▸ **Data for the task**:
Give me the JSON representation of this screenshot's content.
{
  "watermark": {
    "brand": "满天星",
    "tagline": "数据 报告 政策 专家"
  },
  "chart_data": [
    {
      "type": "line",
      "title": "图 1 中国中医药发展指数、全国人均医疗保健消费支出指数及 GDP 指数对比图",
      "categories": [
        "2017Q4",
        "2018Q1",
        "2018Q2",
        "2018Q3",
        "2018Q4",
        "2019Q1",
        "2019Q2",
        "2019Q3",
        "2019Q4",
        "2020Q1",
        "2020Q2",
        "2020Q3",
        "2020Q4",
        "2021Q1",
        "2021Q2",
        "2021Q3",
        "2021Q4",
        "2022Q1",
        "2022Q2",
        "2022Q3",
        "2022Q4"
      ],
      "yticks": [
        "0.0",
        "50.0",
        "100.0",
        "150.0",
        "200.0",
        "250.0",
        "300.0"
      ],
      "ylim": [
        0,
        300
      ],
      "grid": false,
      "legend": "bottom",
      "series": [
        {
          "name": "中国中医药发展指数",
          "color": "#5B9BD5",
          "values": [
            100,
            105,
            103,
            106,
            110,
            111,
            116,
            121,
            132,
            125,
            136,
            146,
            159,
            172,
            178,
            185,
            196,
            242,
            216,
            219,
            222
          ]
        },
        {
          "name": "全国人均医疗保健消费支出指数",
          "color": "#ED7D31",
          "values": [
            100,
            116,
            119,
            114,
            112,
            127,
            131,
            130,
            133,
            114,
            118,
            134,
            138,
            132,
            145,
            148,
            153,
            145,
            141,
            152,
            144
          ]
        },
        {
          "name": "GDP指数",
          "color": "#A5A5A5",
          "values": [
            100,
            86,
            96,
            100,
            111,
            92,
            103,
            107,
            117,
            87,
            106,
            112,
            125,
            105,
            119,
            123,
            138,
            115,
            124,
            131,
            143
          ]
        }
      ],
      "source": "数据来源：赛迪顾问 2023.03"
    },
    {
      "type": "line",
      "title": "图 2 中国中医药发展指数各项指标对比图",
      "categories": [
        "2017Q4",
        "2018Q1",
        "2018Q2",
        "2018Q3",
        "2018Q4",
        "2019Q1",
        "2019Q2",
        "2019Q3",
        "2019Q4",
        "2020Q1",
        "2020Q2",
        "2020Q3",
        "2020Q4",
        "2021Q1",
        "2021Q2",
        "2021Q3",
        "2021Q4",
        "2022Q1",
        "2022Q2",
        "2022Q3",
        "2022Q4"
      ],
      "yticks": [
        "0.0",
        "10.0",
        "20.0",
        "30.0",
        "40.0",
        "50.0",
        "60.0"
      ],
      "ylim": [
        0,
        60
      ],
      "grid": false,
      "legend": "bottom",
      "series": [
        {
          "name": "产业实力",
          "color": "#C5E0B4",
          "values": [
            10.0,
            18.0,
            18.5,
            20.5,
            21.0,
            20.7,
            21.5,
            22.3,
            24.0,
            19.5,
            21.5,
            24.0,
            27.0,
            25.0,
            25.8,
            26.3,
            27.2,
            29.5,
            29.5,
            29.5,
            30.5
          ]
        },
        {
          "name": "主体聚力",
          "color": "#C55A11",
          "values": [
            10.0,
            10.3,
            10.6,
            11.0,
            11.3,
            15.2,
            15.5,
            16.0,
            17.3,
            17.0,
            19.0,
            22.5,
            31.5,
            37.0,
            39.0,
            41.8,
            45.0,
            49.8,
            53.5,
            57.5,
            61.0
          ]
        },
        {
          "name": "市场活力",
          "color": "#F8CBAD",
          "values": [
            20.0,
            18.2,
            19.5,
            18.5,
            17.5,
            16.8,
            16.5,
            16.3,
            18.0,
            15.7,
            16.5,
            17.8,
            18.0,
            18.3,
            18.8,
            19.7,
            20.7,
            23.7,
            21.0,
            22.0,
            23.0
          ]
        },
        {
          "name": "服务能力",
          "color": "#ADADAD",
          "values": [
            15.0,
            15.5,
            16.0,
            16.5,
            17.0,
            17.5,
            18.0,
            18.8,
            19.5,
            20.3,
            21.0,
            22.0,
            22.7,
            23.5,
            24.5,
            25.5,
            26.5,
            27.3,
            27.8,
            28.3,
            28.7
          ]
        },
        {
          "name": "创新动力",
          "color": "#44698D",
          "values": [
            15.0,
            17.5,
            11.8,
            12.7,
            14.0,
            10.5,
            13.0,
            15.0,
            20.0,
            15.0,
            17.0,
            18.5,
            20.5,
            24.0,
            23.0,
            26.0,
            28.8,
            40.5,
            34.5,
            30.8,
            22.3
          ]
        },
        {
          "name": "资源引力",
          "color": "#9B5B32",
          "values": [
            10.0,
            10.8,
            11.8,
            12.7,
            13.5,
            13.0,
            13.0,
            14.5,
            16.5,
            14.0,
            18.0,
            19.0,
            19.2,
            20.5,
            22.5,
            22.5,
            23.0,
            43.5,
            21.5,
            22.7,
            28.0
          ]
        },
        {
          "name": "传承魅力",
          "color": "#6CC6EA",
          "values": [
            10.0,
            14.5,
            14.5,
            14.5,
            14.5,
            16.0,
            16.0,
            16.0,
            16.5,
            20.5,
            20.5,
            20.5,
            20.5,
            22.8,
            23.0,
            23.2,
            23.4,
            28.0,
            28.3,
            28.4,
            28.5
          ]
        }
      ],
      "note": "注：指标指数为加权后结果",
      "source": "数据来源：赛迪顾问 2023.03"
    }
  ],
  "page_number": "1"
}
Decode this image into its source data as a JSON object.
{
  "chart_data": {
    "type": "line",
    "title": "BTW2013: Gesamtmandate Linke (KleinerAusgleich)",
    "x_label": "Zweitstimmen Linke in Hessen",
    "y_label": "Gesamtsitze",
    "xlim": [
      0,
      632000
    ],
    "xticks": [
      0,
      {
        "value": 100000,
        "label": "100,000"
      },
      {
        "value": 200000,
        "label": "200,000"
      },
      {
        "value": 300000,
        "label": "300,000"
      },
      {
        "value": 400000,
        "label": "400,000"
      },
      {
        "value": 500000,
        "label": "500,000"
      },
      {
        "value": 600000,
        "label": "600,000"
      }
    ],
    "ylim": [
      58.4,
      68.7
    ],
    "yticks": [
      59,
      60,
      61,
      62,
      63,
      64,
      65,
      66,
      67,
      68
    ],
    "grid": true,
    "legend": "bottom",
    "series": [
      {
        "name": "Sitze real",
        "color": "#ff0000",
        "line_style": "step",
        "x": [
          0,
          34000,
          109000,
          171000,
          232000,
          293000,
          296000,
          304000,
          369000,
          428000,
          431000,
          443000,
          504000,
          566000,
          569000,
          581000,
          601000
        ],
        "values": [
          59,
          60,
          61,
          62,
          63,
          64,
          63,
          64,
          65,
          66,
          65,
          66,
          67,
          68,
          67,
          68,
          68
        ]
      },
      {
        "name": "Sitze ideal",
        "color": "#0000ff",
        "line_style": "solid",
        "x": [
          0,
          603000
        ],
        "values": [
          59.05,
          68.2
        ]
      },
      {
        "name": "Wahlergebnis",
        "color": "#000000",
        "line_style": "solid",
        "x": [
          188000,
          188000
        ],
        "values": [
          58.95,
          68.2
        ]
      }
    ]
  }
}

▸ **What is expected**: Give back the whole listing exactly as it reads.

▸ **Answer for this exercise**:
Give me the JSON representation of this screenshot's content.
{
  "watermark": {
    "brand": "满天星",
    "tagline": "数据 报告 政策 专家"
  },
  "chart_data": [
    {
      "type": "line",
      "title": "图 1 中国中医药发展指数、全国人均医疗保健消费支出指数及 GDP 指数对比图",
      "categories": [
        "2017Q4",
        "2018Q1",
        "2018Q2",
        "2018Q3",
        "2018Q4",
        "2019Q1",
        "2019Q2",
        "2019Q3",
        "2019Q4",
        "2020Q1",
        "2020Q2",
        "2020Q3",
        "2020Q4",
        "2021Q1",
        "2021Q2",
        "2021Q3",
        "2021Q4",
        "2022Q1",
        "2022Q2",
        "2022Q3",
        "2022Q4"
      ],
      "yticks": [
        "0.0",
        "50.0",
        "100.0",
        "150.0",
        "200.0",
        "250.0",
        "300.0"
      ],
      "ylim": [
        0,
        300
      ],
      "grid": false,
      "legend": "bottom",
      "series": [
        {
          "name": "中国中医药发展指数",
          "color": "#5B9BD5",
          "values": [
            100,
            105,
            103,
            106,
            110,
            111,
            116,
            121,
            132,
            125,
            136,
            146,
            159,
            172,
            178,
            185,
            196,
            242,
            216,
            219,
            222
          ]
        },
        {
          "name": "全国人均医疗保健消费支出指数",
          "color": "#ED7D31",
          "values": [
            100,
            116,
            119,
            114,
            112,
            127,
            131,
            130,
            133,
            114,
            118,
            134,
            138,
            132,
            145,
            148,
            153,
            145,
            141,
            152,
            144
          ]
        },
        {
          "name": "GDP指数",
          "color": "#A5A5A5",
          "values": [
            100,
            86,
            96,
            100,
            111,
            92,
            103,
            107,
            117,
            87,
            106,
            112,
            125,
            105,
            119,
            123,
            138,
            115,
            124,
            131,
            143
          ]
        }
      ],
      "source": "数据来源：赛迪顾问 2023.03"
    },
    {
      "type": "line",
      "title": "图 2 中国中医药发展指数各项指标对比图",
      "categories": [
        "2017Q4",
        "2018Q1",
        "2018Q2",
        "2018Q3",
        "2018Q4",
        "2019Q1",
        "2019Q2",
        "2019Q3",
        "2019Q4",
        "2020Q1",
        "2020Q2",
        "2020Q3",
        "2020Q4",
        "2021Q1",
        "2021Q2",
        "2021Q3",
        "2021Q4",
        "2022Q1",
        "2022Q2",
        "2022Q3",
        "2022Q4"
      ],
      "yticks": [
        "0.0",
        "10.0",
        "20.0",
        "30.0",
        "40.0",
        "50.0",
        "60.0"
      ],
      "ylim": [
        0,
        60
      ],
      "grid": false,
      "legend": "bottom",
      "series": [
        {
          "name": "产业实力",
          "color": "#C5E0B4",
          "values": [
            10.0,
            18.0,
            18.5,
            20.5,
            21.0,
            20.7,
            21.5,
            22.3,
            24.0,
            19.5,
            21.5,
            24.0,
            27.0,
            25.0,
            25.8,
            26.3,
            27.2,
            29.5,
            29.5,
            29.5,
            30.5
          ]
        },
        {
          "name": "主体聚力",
          "color": "#C55A11",
          "values": [
            10.0,
            10.3,
            10.6,
            11.0,
            11.3,
            15.2,
            15.5,
            16.0,
            17.3,
            17.0,
            19.0,
            22.5,
            31.5,
            37.0,
            39.0,
            41.8,
            45.0,
            49.8,
            53.5,
            57.5,
            61.0
          ]
        },
        {
          "name": "市场活力",
          "color": "#F8CBAD",
          "values": [
            20.0,
            18.2,
            19.5,
            18.5,
            17.5,
            16.8,
            16.5,
            16.3,
            18.0,
            15.7,
            16.5,
            17.8,
            18.0,
            18.3,
            18.8,
            19.7,
            20.7,
            23.7,
            21.0,
            22.0,
            23.0
          ]
        },
        {
          "name": "服务能力",
          "color": "#ADADAD",
          "values": [
            15.0,
            15.5,
            16.0,
            16.5,
            17.0,
            17.5,
            18.0,
            18.8,
            19.5,
            20.3,
            21.0,
            22.0,
            22.7,
            23.5,
            24.5,
            25.5,
            26.5,
            27.3,
            27.8,
            28.3,
            28.7
          ]
        },
        {
          "name": "创新动力",
          "color": "#44698D",
          "values": [
            15.0,
            17.5,
            11.8,
            12.7,
            14.0,
            10.5,
            13.0,
            15.0,
            20.0,
            15.0,
            17.0,
            18.5,
            20.5,
            24.0,
            23.0,
            26.0,
            28.8,
            40.5,
            34.5,
            30.8,
            22.3
          ]
        },
        {
          "name": "资源引力",
          "color": "#9B5B32",
          "values": [
            10.0,
            10.8,
            11.8,
            12.7,
            13.5,
            13.0,
            13.0,
            14.5,
            16.5,
            14.0,
            18.0,
            19.0,
            19.2,
            20.5,
            22.5,
            22.5,
            23.0,
            43.5,
            21.5,
            22.7,
            28.0
          ]
        },
        {
          "name": "传承魅力",
          "color": "#6CC6EA",
          "values": [
            10.0,
            14.5,
            14.5,
            14.5,
            14.5,
            16.0,
            16.0,
            16.0,
            16.5,
            20.5,
            20.5,
            20.5,
            20.5,
            22.8,
            23.0,
            23.2,
            23.4,
            28.0,
            28.3,
            28.4,
            28.5
          ]
        }
      ],
      "note": "注：指标指数为加权后结果",
      "source": "数据来源：赛迪顾问 2023.03"
    }
  ],
  "page_number": "1"
}
Decode this image into its source data as a JSON object.
{
  "chart_data": {
    "type": "line",
    "title": "BTW2013: Gesamtmandate Linke (KleinerAusgleich)",
    "x_label": "Zweitstimmen Linke in Hessen",
    "y_label": "Gesamtsitze",
    "xlim": [
      0,
      632000
    ],
    "xticks": [
      0,
      {
        "value": 100000,
        "label": "100,000"
      },
      {
        "value": 200000,
        "label": "200,000"
      },
      {
        "value": 300000,
        "label": "300,000"
      },
      {
        "value": 400000,
        "label": "400,000"
      },
      {
        "value": 500000,
        "label": "500,000"
      },
      {
        "value": 600000,
        "label": "600,000"
      }
    ],
    "ylim": [
      58.4,
      68.7
    ],
    "yticks": [
      59,
      60,
      61,
      62,
      63,
      64,
      65,
      66,
      67,
      68
    ],
    "grid": true,
    "legend": "bottom",
    "series": [
      {
        "name": "Sitze real",
        "color": "#ff0000",
        "line_style": "step",
        "x": [
          0,
          34000,
          109000,
          171000,
          232000,
          293000,
          296000,
          304000,
          369000,
          428000,
          431000,
          443000,
          504000,
          566000,
          569000,
          581000,
          601000
        ],
        "values": [
          59,
          60,
          61,
          62,
          63,
          64,
          63,
          64,
          65,
          66,
          65,
          66,
          67,
          68,
          67,
          68,
          68
        ]
      },
      {
        "name": "Sitze ideal",
        "color": "#0000ff",
        "line_style": "solid",
        "x": [
          0,
          603000
        ],
        "values": [
          59.05,
          68.2
        ]
      },
      {
        "name": "Wahlergebnis",
        "color": "#000000",
        "line_style": "solid",
        "x": [
          188000,
          188000
        ],
        "values": [
          58.95,
          68.2
        ]
      }
    ]
  }
}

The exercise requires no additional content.